> [RECORDS FOR THE TASK]
□ □ □ □ □ □ □

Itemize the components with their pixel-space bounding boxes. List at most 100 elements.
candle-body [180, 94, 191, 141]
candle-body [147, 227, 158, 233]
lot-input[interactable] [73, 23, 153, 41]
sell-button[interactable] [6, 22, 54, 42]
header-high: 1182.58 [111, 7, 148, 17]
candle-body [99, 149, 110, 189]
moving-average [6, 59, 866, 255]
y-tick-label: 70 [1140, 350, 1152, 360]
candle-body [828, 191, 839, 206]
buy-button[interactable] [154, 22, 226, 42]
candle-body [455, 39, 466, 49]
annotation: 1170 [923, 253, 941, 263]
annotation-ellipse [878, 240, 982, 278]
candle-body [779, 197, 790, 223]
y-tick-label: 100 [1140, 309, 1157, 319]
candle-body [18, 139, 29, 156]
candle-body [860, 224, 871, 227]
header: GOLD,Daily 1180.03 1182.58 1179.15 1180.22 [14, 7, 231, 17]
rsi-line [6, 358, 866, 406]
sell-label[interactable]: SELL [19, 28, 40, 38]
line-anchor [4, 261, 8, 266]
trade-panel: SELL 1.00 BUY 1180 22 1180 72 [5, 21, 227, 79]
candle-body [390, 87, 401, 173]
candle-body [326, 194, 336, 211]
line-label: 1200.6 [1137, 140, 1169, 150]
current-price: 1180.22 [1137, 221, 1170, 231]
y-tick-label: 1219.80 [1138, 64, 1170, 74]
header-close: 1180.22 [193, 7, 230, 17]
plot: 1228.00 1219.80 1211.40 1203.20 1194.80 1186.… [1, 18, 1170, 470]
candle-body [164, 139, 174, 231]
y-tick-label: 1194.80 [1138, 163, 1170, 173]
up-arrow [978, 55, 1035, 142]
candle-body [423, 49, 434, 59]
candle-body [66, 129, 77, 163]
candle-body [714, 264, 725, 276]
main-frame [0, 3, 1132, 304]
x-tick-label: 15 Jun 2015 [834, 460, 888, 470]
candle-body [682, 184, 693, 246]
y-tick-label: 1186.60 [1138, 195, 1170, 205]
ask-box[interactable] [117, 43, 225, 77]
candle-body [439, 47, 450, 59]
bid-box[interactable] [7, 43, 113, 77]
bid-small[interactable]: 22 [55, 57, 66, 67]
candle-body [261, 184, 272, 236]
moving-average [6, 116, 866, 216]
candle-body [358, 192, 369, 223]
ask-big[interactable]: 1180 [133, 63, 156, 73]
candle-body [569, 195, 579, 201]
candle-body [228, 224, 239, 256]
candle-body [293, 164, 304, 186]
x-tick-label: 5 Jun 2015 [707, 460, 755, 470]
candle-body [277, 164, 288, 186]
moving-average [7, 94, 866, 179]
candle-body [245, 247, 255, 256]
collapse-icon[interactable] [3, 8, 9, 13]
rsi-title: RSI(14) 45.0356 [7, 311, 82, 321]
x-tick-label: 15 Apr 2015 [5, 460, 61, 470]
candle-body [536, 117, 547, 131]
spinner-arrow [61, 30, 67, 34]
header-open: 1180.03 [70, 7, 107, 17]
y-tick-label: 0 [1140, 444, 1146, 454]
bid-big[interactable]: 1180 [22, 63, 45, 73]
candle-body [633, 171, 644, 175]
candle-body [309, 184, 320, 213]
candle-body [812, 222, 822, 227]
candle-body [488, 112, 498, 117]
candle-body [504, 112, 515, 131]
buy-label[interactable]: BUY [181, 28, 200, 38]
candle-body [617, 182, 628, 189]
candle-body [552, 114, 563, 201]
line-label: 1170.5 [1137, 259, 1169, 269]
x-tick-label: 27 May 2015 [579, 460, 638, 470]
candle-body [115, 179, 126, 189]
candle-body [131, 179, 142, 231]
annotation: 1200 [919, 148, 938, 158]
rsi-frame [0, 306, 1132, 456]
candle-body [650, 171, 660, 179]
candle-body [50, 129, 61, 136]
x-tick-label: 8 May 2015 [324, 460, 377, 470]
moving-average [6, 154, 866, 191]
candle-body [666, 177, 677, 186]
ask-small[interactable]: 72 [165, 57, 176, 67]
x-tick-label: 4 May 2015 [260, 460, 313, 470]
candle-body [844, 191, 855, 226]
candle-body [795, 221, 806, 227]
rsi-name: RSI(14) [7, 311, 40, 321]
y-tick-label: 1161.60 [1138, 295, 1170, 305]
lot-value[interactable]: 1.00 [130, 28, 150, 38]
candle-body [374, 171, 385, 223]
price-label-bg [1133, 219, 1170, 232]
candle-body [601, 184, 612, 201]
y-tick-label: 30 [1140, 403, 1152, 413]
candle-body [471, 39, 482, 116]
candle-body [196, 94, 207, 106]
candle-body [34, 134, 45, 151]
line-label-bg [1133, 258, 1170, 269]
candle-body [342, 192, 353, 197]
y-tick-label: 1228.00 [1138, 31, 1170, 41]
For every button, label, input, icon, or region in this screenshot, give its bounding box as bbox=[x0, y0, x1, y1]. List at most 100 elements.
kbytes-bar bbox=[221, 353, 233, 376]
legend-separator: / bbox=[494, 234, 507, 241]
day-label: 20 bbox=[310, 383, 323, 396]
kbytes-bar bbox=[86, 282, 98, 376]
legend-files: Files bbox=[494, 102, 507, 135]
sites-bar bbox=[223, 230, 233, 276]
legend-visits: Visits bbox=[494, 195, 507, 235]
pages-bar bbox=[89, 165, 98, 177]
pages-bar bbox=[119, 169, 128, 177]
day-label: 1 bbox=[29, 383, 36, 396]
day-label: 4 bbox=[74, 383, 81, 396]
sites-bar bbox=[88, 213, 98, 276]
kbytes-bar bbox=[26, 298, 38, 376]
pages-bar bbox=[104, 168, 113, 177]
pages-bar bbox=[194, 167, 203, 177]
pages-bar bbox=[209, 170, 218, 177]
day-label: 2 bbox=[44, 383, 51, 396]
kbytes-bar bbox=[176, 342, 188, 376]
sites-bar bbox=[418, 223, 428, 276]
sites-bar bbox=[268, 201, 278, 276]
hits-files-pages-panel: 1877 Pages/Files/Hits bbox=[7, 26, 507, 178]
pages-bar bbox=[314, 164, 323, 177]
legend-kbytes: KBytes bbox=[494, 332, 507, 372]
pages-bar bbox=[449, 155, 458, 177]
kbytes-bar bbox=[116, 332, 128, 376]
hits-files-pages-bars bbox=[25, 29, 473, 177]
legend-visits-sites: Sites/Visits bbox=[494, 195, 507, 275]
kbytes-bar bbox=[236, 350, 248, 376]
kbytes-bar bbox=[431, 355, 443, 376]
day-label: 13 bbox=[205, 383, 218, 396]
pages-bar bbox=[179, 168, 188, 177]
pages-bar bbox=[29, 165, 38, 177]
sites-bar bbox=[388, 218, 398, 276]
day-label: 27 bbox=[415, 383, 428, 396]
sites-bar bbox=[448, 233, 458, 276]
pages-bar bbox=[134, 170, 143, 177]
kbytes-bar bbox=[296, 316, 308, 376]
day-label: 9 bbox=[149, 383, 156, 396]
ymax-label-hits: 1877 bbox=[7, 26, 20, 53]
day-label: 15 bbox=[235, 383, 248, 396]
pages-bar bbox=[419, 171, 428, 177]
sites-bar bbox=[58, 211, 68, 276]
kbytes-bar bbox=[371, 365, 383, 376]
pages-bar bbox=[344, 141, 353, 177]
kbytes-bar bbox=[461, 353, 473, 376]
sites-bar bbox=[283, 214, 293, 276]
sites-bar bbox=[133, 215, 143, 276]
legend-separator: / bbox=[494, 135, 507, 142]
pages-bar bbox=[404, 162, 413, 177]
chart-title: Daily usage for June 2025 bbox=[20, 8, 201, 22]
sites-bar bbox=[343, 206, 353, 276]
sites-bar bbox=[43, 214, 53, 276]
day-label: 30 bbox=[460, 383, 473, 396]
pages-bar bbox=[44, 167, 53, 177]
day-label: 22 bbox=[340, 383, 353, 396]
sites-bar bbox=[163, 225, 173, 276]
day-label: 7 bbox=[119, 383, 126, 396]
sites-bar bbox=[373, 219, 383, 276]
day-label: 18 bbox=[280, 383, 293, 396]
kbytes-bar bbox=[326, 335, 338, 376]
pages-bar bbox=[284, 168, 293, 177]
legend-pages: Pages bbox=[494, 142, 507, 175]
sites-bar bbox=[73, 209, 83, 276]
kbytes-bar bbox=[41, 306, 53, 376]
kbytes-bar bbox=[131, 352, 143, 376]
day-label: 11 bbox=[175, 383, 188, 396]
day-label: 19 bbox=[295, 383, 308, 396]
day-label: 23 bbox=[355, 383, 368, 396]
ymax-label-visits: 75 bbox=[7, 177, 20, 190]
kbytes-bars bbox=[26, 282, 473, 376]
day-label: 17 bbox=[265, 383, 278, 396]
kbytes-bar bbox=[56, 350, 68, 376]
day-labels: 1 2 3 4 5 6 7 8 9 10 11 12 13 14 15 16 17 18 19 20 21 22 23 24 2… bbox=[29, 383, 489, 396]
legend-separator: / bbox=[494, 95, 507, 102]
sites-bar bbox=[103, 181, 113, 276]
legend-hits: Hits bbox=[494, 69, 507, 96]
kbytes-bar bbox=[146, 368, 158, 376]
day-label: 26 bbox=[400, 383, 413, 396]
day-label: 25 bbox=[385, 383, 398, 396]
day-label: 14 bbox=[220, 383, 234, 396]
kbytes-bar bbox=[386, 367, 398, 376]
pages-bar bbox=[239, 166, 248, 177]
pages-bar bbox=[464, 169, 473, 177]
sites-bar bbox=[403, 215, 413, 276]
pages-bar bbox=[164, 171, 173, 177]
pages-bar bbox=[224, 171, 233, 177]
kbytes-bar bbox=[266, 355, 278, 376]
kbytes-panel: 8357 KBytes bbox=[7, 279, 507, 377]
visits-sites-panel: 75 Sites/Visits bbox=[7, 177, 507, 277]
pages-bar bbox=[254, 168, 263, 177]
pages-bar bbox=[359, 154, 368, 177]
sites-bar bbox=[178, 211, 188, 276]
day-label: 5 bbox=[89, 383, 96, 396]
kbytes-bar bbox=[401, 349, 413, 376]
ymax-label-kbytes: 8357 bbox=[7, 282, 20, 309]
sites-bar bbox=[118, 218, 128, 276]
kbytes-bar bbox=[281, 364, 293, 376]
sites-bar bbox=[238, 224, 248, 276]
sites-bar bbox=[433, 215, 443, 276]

□ □ □ □ □ □ □

> [EXERCISE] Write out the records from their start through the line containing "line-anchor [4, 261, 8, 266]" as a numbered list, with both ends included and blank lines omitted.

> [ANSWER IN FULL]
1. Itemize the components with their pixel-space bounding boxes. List at most 100 elements.
2. candle-body [180, 94, 191, 141]
3. candle-body [147, 227, 158, 233]
4. lot-input[interactable] [73, 23, 153, 41]
5. sell-button[interactable] [6, 22, 54, 42]
6. header-high: 1182.58 [111, 7, 148, 17]
7. candle-body [99, 149, 110, 189]
8. moving-average [6, 59, 866, 255]
9. y-tick-label: 70 [1140, 350, 1152, 360]
10. candle-body [828, 191, 839, 206]
11. buy-button[interactable] [154, 22, 226, 42]
12. candle-body [455, 39, 466, 49]
13. annotation: 1170 [923, 253, 941, 263]
14. annotation-ellipse [878, 240, 982, 278]
15. candle-body [779, 197, 790, 223]
16. y-tick-label: 100 [1140, 309, 1157, 319]
17. candle-body [18, 139, 29, 156]
18. candle-body [860, 224, 871, 227]
19. header: GOLD,Daily 1180.03 1182.58 1179.15 1180.22 [14, 7, 231, 17]
20. rsi-line [6, 358, 866, 406]
21. sell-label[interactable]: SELL [19, 28, 40, 38]
22. line-anchor [4, 261, 8, 266]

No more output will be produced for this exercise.